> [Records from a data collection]
________________________

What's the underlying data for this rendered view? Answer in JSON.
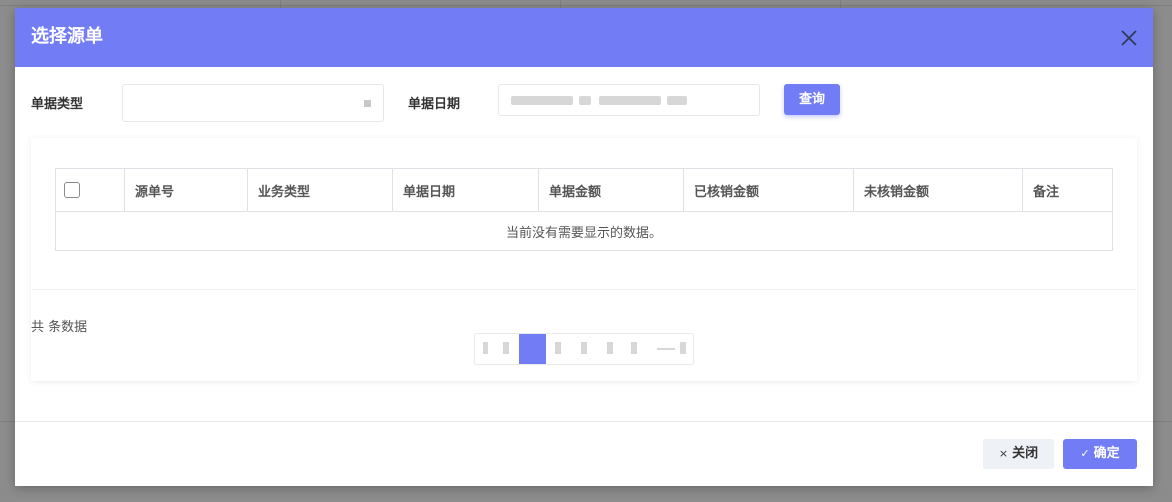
{
  "modal": {
    "title": "选择源单",
    "close_icon": "close-icon"
  },
  "filters": {
    "doc_type_label": "单据类型",
    "doc_date_label": "单据日期",
    "query_label": "查询"
  },
  "table": {
    "columns": [
      "源单号",
      "业务类型",
      "单据日期",
      "单据金额",
      "已核销金额",
      "未核销金额",
      "备注"
    ],
    "empty_text": "当前没有需要显示的数据。"
  },
  "pagination": {
    "total_text": "共 条数据"
  },
  "footer": {
    "close_label": "关闭",
    "close_icon_char": "×",
    "ok_label": "确定",
    "ok_icon_char": "✓"
  },
  "colors": {
    "accent": "#727cf5",
    "backdrop": "#8c8c8c"
  }
}
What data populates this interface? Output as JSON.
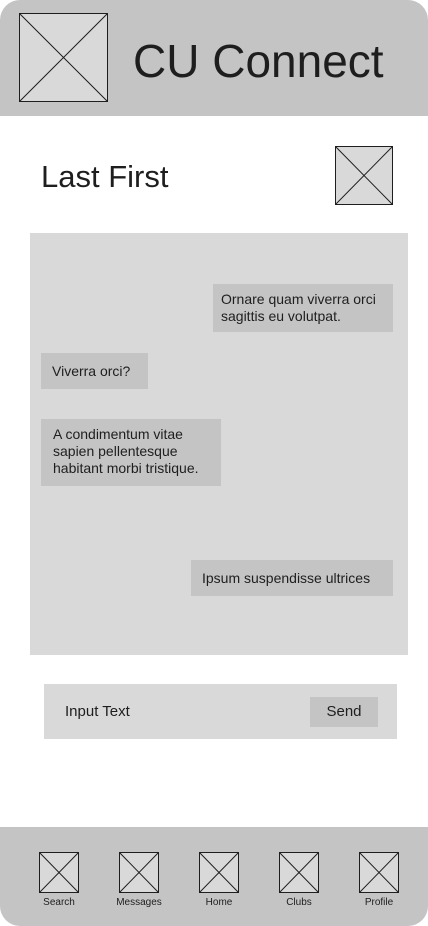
{
  "header": {
    "app_title": "CU Connect",
    "logo_icon": "image-placeholder-icon"
  },
  "conversation": {
    "contact_name": "Last First",
    "contact_avatar_icon": "image-placeholder-icon"
  },
  "messages": [
    {
      "sender": "other",
      "text": "Ornare quam viverra orci sagittis eu volutpat."
    },
    {
      "sender": "me",
      "text": "Viverra orci?"
    },
    {
      "sender": "me",
      "text": "A condimentum vitae sapien pellentesque habitant morbi tristique."
    },
    {
      "sender": "other",
      "text": "Ipsum suspendisse ultrices"
    }
  ],
  "composer": {
    "input_text": "Input Text",
    "send_label": "Send"
  },
  "nav": {
    "items": [
      {
        "label": "Search",
        "icon": "image-placeholder-icon"
      },
      {
        "label": "Messages",
        "icon": "image-placeholder-icon"
      },
      {
        "label": "Home",
        "icon": "image-placeholder-icon"
      },
      {
        "label": "Clubs",
        "icon": "image-placeholder-icon"
      },
      {
        "label": "Profile",
        "icon": "image-placeholder-icon"
      }
    ]
  },
  "colors": {
    "bar_gray": "#c4c4c4",
    "panel_gray": "#d9d9d9",
    "text": "#1e1e1e"
  }
}
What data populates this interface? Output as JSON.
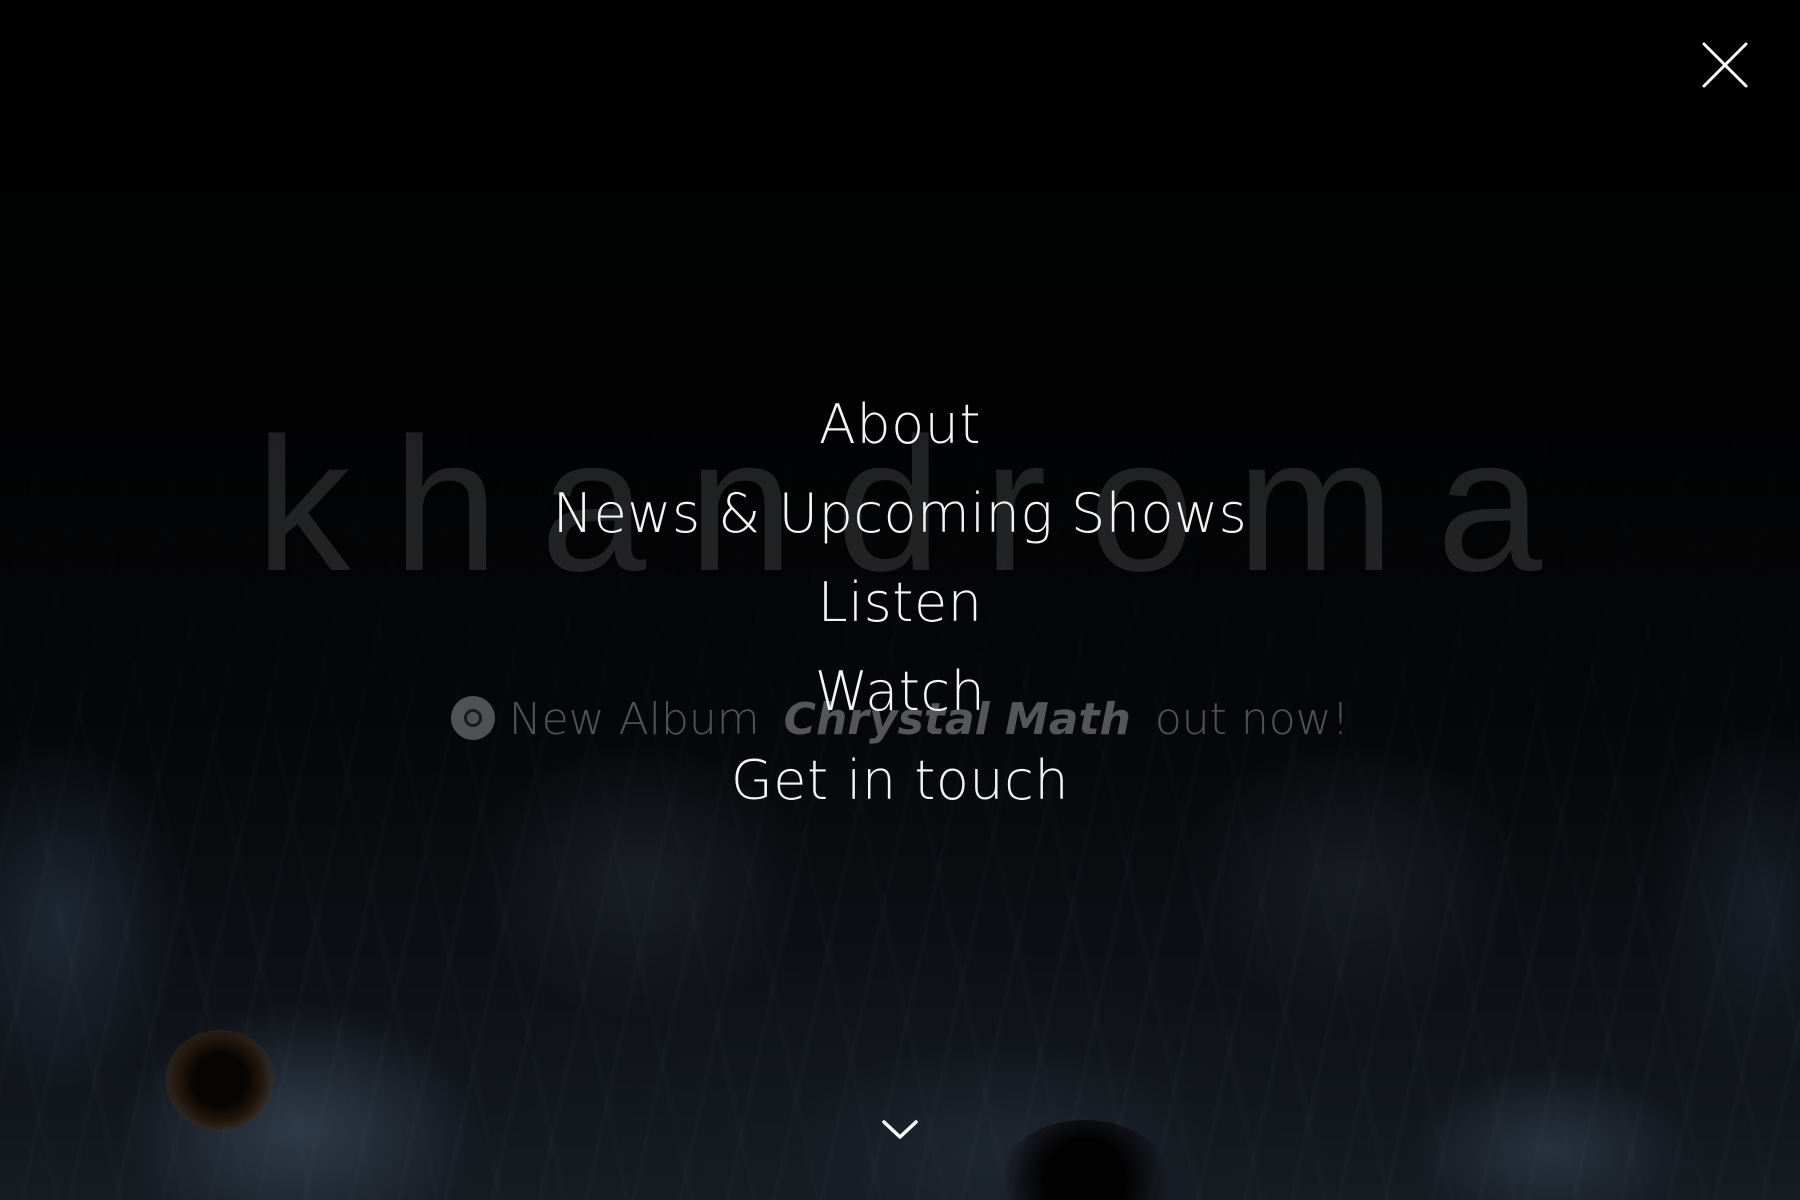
{
  "brand": {
    "wordmark": "khandroma"
  },
  "announcement": {
    "prefix": "New Album",
    "album_title": "Chrystal Math",
    "suffix": "out now!",
    "icon": "disc-icon"
  },
  "menu": {
    "items": [
      {
        "label": "About"
      },
      {
        "label": "News & Upcoming Shows"
      },
      {
        "label": "Listen"
      },
      {
        "label": "Watch"
      },
      {
        "label": "Get in touch"
      }
    ]
  },
  "controls": {
    "close_icon": "close-icon",
    "scroll_icon": "chevron-down-icon"
  },
  "colors": {
    "menu_text": "#f4f4f4",
    "background": "#020203"
  }
}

________________________

Print out the whole of the material word for word, without pictures.

What's the underlying data for this rendered view? Answer in JSON.
{
  "modal": {
    "title": "选择源单",
    "close_icon": "close-icon"
  },
  "filters": {
    "doc_type_label": "单据类型",
    "doc_date_label": "单据日期",
    "query_label": "查询"
  },
  "table": {
    "columns": [
      "源单号",
      "业务类型",
      "单据日期",
      "单据金额",
      "已核销金额",
      "未核销金额",
      "备注"
    ],
    "empty_text": "当前没有需要显示的数据。"
  },
  "pagination": {
    "total_text": "共 条数据"
  },
  "footer": {
    "close_label": "关闭",
    "close_icon_char": "×",
    "ok_label": "确定",
    "ok_icon_char": "✓"
  },
  "colors": {
    "accent": "#727cf5",
    "backdrop": "#8c8c8c"
  }
}
What data populates this interface? Output as JSON.
{
  "header": {
    "app_title": "CU Connect",
    "logo_icon": "image-placeholder-icon"
  },
  "conversation": {
    "contact_name": "Last First",
    "contact_avatar_icon": "image-placeholder-icon"
  },
  "messages": [
    {
      "sender": "other",
      "text": "Ornare quam viverra orci sagittis eu volutpat."
    },
    {
      "sender": "me",
      "text": "Viverra orci?"
    },
    {
      "sender": "me",
      "text": "A condimentum vitae sapien pellentesque habitant morbi tristique."
    },
    {
      "sender": "other",
      "text": "Ipsum suspendisse ultrices"
    }
  ],
  "composer": {
    "input_text": "Input Text",
    "send_label": "Send"
  },
  "nav": {
    "items": [
      {
        "label": "Search",
        "icon": "image-placeholder-icon"
      },
      {
        "label": "Messages",
        "icon": "image-placeholder-icon"
      },
      {
        "label": "Home",
        "icon": "image-placeholder-icon"
      },
      {
        "label": "Clubs",
        "icon": "image-placeholder-icon"
      },
      {
        "label": "Profile",
        "icon": "image-placeholder-icon"
      }
    ]
  },
  "colors": {
    "bar_gray": "#c4c4c4",
    "panel_gray": "#d9d9d9",
    "text": "#1e1e1e"
  }
}
What data populates this interface? Output as JSON.
{
  "brand": {
    "wordmark": "khandroma"
  },
  "announcement": {
    "prefix": "New Album",
    "album_title": "Chrystal Math",
    "suffix": "out now!",
    "icon": "disc-icon"
  },
  "menu": {
    "items": [
      {
        "label": "About"
      },
      {
        "label": "News & Upcoming Shows"
      },
      {
        "label": "Listen"
      },
      {
        "label": "Watch"
      },
      {
        "label": "Get in touch"
      }
    ]
  },
  "controls": {
    "close_icon": "close-icon",
    "scroll_icon": "chevron-down-icon"
  },
  "colors": {
    "menu_text": "#f4f4f4",
    "background": "#020203"
  }
}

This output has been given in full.